> _Exercise_
Every record must be repeated exactly, with no omission.

> _Task input_
====
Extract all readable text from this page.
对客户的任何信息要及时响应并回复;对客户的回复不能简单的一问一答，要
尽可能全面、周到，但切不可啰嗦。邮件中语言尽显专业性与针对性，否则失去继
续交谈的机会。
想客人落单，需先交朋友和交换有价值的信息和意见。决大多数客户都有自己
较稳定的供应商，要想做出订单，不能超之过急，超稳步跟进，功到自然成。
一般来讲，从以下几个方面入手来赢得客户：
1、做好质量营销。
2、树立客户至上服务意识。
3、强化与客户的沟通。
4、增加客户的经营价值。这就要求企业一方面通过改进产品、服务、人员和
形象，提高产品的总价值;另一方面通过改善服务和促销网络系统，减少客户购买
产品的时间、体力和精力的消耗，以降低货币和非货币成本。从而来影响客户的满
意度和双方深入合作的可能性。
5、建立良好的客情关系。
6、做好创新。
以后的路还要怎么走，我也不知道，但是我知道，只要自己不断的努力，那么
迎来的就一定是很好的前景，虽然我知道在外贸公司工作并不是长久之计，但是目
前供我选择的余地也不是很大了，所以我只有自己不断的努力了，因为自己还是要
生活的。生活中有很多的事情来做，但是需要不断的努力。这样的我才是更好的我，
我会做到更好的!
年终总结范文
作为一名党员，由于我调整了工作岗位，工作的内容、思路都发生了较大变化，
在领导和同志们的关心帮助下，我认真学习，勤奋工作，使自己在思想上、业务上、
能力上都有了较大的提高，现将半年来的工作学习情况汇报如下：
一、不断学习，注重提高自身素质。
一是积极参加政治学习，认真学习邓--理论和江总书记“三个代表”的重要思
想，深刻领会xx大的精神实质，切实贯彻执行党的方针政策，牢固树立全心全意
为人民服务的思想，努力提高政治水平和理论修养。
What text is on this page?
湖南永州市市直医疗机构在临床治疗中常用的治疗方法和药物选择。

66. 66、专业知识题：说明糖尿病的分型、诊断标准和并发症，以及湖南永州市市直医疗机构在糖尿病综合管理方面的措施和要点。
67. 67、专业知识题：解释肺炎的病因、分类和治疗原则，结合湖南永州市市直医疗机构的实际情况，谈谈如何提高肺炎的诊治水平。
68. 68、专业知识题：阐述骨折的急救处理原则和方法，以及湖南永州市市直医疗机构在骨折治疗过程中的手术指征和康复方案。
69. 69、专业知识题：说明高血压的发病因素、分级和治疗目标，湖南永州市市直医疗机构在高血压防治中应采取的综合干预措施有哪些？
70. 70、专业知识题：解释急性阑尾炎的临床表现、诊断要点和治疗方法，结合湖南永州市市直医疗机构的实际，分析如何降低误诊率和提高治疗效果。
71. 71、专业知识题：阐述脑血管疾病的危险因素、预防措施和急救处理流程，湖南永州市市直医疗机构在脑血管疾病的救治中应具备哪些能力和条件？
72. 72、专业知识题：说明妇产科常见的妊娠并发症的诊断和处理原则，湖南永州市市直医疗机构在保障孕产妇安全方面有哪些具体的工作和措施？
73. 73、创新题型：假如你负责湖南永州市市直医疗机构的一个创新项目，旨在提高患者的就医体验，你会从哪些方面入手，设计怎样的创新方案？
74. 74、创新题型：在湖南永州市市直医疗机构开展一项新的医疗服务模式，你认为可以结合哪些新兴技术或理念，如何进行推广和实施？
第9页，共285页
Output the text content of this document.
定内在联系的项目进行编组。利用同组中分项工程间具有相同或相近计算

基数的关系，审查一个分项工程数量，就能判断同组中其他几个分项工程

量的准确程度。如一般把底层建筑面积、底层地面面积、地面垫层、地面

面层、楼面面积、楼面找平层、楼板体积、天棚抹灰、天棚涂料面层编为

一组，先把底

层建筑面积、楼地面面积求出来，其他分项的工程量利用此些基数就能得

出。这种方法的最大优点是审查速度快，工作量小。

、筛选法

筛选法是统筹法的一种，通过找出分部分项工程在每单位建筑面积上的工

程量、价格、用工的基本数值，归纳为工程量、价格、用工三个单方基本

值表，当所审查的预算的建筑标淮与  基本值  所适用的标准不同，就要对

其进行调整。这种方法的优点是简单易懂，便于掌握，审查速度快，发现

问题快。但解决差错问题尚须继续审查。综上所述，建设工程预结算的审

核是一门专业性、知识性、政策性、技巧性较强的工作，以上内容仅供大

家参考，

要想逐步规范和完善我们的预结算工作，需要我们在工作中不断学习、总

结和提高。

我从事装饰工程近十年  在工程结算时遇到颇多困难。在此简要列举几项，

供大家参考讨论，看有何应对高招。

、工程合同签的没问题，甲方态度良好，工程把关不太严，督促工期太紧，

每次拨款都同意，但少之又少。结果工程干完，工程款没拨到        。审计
====
> _Response below_
Extract all readable text from this page.
对客户的任何信息要及时响应并回复;对客户的回复不能简单的一问一答，要
尽可能全面、周到，但切不可啰嗦。邮件中语言尽显专业性与针对性，否则失去继
续交谈的机会。
想客人落单，需先交朋友和交换有价值的信息和意见。决大多数客户都有自己
较稳定的供应商，要想做出订单，不能超之过急，超稳步跟进，功到自然成。
一般来讲，从以下几个方面入手来赢得客户：
1、做好质量营销。
2、树立客户至上服务意识。
3、强化与客户的沟通。
4、增加客户的经营价值。这就要求企业一方面通过改进产品、服务、人员和
形象，提高产品的总价值;另一方面通过改善服务和促销网络系统，减少客户购买
产品的时间、体力和精力的消耗，以降低货币和非货币成本。从而来影响客户的满
意度和双方深入合作的可能性。
5、建立良好的客情关系。
6、做好创新。
以后的路还要怎么走，我也不知道，但是我知道，只要自己不断的努力，那么
迎来的就一定是很好的前景，虽然我知道在外贸公司工作并不是长久之计，但是目
前供我选择的余地也不是很大了，所以我只有自己不断的努力了，因为自己还是要
生活的。生活中有很多的事情来做，但是需要不断的努力。这样的我才是更好的我，
我会做到更好的!
年终总结范文
作为一名党员，由于我调整了工作岗位，工作的内容、思路都发生了较大变化，
在领导和同志们的关心帮助下，我认真学习，勤奋工作，使自己在思想上、业务上、
能力上都有了较大的提高，现将半年来的工作学习情况汇报如下：
一、不断学习，注重提高自身素质。
一是积极参加政治学习，认真学习邓--理论和江总书记“三个代表”的重要思
想，深刻领会xx大的精神实质，切实贯彻执行党的方针政策，牢固树立全心全意
为人民服务的思想，努力提高政治水平和理论修养。
What text is on this page?
湖南永州市市直医疗机构在临床治疗中常用的治疗方法和药物选择。

66. 66、专业知识题：说明糖尿病的分型、诊断标准和并发症，以及湖南永州市市直医疗机构在糖尿病综合管理方面的措施和要点。
67. 67、专业知识题：解释肺炎的病因、分类和治疗原则，结合湖南永州市市直医疗机构的实际情况，谈谈如何提高肺炎的诊治水平。
68. 68、专业知识题：阐述骨折的急救处理原则和方法，以及湖南永州市市直医疗机构在骨折治疗过程中的手术指征和康复方案。
69. 69、专业知识题：说明高血压的发病因素、分级和治疗目标，湖南永州市市直医疗机构在高血压防治中应采取的综合干预措施有哪些？
70. 70、专业知识题：解释急性阑尾炎的临床表现、诊断要点和治疗方法，结合湖南永州市市直医疗机构的实际，分析如何降低误诊率和提高治疗效果。
71. 71、专业知识题：阐述脑血管疾病的危险因素、预防措施和急救处理流程，湖南永州市市直医疗机构在脑血管疾病的救治中应具备哪些能力和条件？
72. 72、专业知识题：说明妇产科常见的妊娠并发症的诊断和处理原则，湖南永州市市直医疗机构在保障孕产妇安全方面有哪些具体的工作和措施？
73. 73、创新题型：假如你负责湖南永州市市直医疗机构的一个创新项目，旨在提高患者的就医体验，你会从哪些方面入手，设计怎样的创新方案？
74. 74、创新题型：在湖南永州市市直医疗机构开展一项新的医疗服务模式，你认为可以结合哪些新兴技术或理念，如何进行推广和实施？
第9页，共285页
Output the text content of this document.
定内在联系的项目进行编组。利用同组中分项工程间具有相同或相近计算

基数的关系，审查一个分项工程数量，就能判断同组中其他几个分项工程

量的准确程度。如一般把底层建筑面积、底层地面面积、地面垫层、地面

面层、楼面面积、楼面找平层、楼板体积、天棚抹灰、天棚涂料面层编为

一组，先把底

层建筑面积、楼地面面积求出来，其他分项的工程量利用此些基数就能得

出。这种方法的最大优点是审查速度快，工作量小。

、筛选法

筛选法是统筹法的一种，通过找出分部分项工程在每单位建筑面积上的工

程量、价格、用工的基本数值，归纳为工程量、价格、用工三个单方基本

值表，当所审查的预算的建筑标淮与  基本值  所适用的标准不同，就要对

其进行调整。这种方法的优点是简单易懂，便于掌握，审查速度快，发现

问题快。但解决差错问题尚须继续审查。综上所述，建设工程预结算的审

核是一门专业性、知识性、政策性、技巧性较强的工作，以上内容仅供大

家参考，

要想逐步规范和完善我们的预结算工作，需要我们在工作中不断学习、总

结和提高。

我从事装饰工程近十年  在工程结算时遇到颇多困难。在此简要列举几项，

供大家参考讨论，看有何应对高招。

、工程合同签的没问题，甲方态度良好，工程把关不太严，督促工期太紧，

每次拨款都同意，但少之又少。结果工程干完，工程款没拨到        。审计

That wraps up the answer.